Extract all lines containing "awful".

▶ [Collection entries]
################

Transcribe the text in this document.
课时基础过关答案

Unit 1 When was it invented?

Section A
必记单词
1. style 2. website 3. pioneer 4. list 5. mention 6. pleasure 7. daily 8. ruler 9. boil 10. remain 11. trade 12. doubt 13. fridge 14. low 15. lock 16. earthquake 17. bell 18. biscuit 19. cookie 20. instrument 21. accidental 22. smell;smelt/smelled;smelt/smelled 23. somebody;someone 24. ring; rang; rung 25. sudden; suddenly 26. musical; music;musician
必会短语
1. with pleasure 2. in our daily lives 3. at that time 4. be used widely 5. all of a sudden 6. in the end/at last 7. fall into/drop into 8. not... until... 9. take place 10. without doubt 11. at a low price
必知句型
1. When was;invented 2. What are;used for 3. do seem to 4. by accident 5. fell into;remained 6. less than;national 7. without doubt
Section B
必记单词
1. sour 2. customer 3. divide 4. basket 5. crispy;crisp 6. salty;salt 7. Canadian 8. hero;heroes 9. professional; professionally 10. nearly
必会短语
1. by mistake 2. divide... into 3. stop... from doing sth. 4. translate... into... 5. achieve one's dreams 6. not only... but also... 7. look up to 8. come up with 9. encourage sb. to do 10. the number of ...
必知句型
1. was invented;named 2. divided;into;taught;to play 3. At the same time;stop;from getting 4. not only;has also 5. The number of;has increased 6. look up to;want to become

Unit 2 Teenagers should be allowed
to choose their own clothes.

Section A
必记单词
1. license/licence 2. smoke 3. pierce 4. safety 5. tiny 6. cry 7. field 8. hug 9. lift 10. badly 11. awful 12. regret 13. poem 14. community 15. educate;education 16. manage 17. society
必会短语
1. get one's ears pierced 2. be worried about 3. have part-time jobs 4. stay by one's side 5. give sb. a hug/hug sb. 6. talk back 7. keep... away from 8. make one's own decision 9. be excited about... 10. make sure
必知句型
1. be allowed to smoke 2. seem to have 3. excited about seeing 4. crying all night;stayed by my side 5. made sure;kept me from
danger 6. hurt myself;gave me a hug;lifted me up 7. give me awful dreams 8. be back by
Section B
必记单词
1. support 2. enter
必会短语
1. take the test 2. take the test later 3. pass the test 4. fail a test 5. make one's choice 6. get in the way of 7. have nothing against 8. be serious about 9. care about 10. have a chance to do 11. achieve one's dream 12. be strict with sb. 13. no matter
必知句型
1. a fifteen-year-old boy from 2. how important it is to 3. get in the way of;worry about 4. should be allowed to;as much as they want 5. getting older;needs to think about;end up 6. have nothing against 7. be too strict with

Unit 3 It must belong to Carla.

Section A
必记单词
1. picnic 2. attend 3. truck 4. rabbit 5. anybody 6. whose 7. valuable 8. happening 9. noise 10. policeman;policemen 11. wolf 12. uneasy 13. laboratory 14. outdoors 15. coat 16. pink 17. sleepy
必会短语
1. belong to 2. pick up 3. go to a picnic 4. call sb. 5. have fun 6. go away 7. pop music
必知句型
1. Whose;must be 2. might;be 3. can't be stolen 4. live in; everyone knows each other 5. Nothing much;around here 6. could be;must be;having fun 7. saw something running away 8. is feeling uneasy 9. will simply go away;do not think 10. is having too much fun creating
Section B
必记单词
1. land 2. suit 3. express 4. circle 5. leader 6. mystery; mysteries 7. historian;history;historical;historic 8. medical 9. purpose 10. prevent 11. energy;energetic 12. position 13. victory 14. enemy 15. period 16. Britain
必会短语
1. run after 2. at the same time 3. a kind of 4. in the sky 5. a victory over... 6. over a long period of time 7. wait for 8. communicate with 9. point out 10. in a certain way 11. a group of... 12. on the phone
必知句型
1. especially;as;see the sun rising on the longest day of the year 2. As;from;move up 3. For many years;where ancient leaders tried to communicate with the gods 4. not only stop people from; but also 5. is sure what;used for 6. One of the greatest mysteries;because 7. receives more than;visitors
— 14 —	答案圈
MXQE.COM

################

▶ [Finished answer]
1. license/licence 2. smoke 3. pierce 4. safety 5. tiny 6. cry 7. field 8. hug 9. lift 10. badly 11. awful 12. regret 13. poem 14. community 15. educate;education 16. manage 17. society
danger 6. hurt myself;gave me a hug;lifted me up 7. give me awful dreams 8. be back by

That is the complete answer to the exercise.